_Given problem:_ Scan each line of the records for the word "GEOs" and extract the ones that have it.
>> Begin
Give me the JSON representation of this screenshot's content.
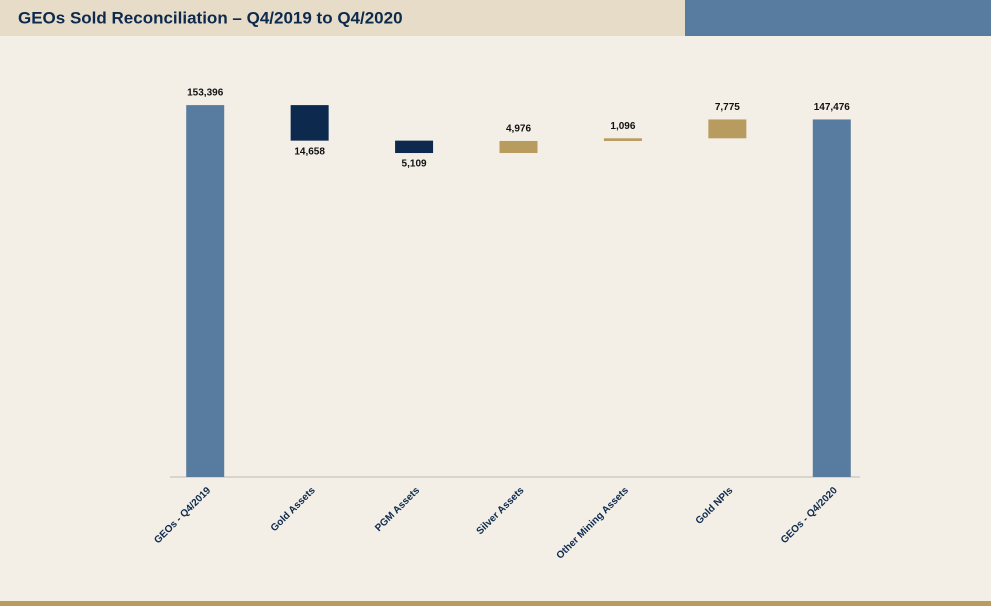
{
  "chart_data": {
    "type": "waterfall",
    "title": "GEOs Sold Reconciliation – Q4/2019 to Q4/2020",
    "categories": [
      "GEOs - Q4/2019",
      "Gold Assets",
      "PGM Assets",
      "Silver Assets",
      "Other Mining Assets",
      "Gold NPIs",
      "GEOs - Q4/2020"
    ],
    "measure": [
      "absolute",
      "relative",
      "relative",
      "relative",
      "relative",
      "relative",
      "total"
    ],
    "values": [
      153396,
      -14658,
      -5109,
      4976,
      1096,
      7775,
      147476
    ],
    "value_labels": [
      "153,396",
      "14,658",
      "5,109",
      "4,976",
      "1,096",
      "7,775",
      "147,476"
    ],
    "colors": [
      "#587ba0",
      "#0d2a4e",
      "#0d2a4e",
      "#b89b5e",
      "#b89b5e",
      "#b89b5e",
      "#587ba0"
    ],
    "ylim": [
      0,
      172000
    ]
  }
}
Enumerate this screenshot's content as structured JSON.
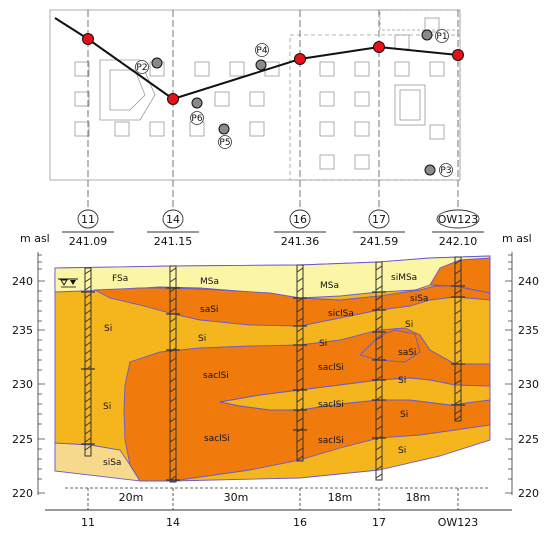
{
  "axis_unit_left": "m asl",
  "axis_unit_right": "m asl",
  "elevation_ticks": [
    "240",
    "235",
    "230",
    "225",
    "220"
  ],
  "boreholes": [
    {
      "id": "11",
      "elevation": "241.09"
    },
    {
      "id": "14",
      "elevation": "241.15"
    },
    {
      "id": "16",
      "elevation": "241.36"
    },
    {
      "id": "17",
      "elevation": "241.59"
    },
    {
      "id": "OW123",
      "elevation": "242.10"
    }
  ],
  "distances": [
    "20m",
    "30m",
    "18m",
    "18m"
  ],
  "piezometers": [
    "P1",
    "P2",
    "P3",
    "P4",
    "P5",
    "P6"
  ],
  "soil_labels": [
    "FSa",
    "MSa",
    "MSa",
    "siMSa",
    "siSa",
    "saSi",
    "siclSa",
    "Si",
    "Si",
    "Si",
    "Si",
    "saSi",
    "saclSi",
    "saclSi",
    "Si",
    "Si",
    "saclSi",
    "Si",
    "saclSi",
    "saclSi",
    "Si",
    "siSa"
  ],
  "colors": {
    "sand_light": "#fbf5a6",
    "sand_silty": "#f7d98c",
    "silt": "#f5b51c",
    "clay_silt": "#f07a0c",
    "marker_red": "#e8101a",
    "marker_grey": "#8a8a8a",
    "boundary": "#6a5acd"
  }
}
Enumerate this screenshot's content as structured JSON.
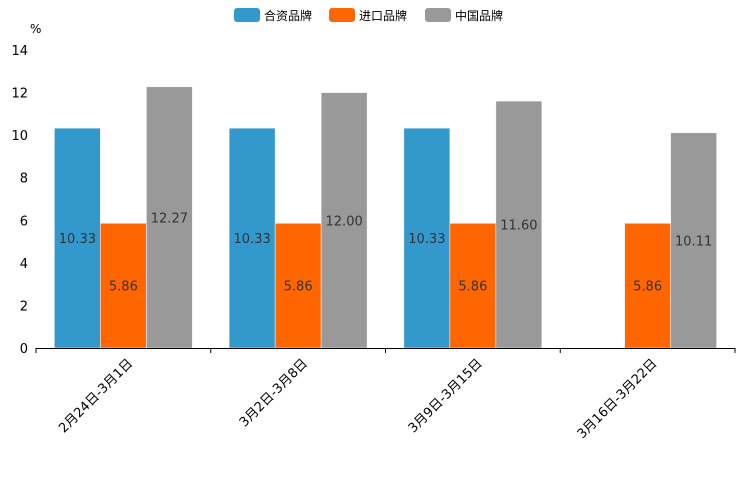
>> End
_The reply:_
    "title": "GEOs Sold Reconciliation – Q4/2019 to Q4/2020",
      "GEOs - Q4/2019",
      "GEOs - Q4/2020"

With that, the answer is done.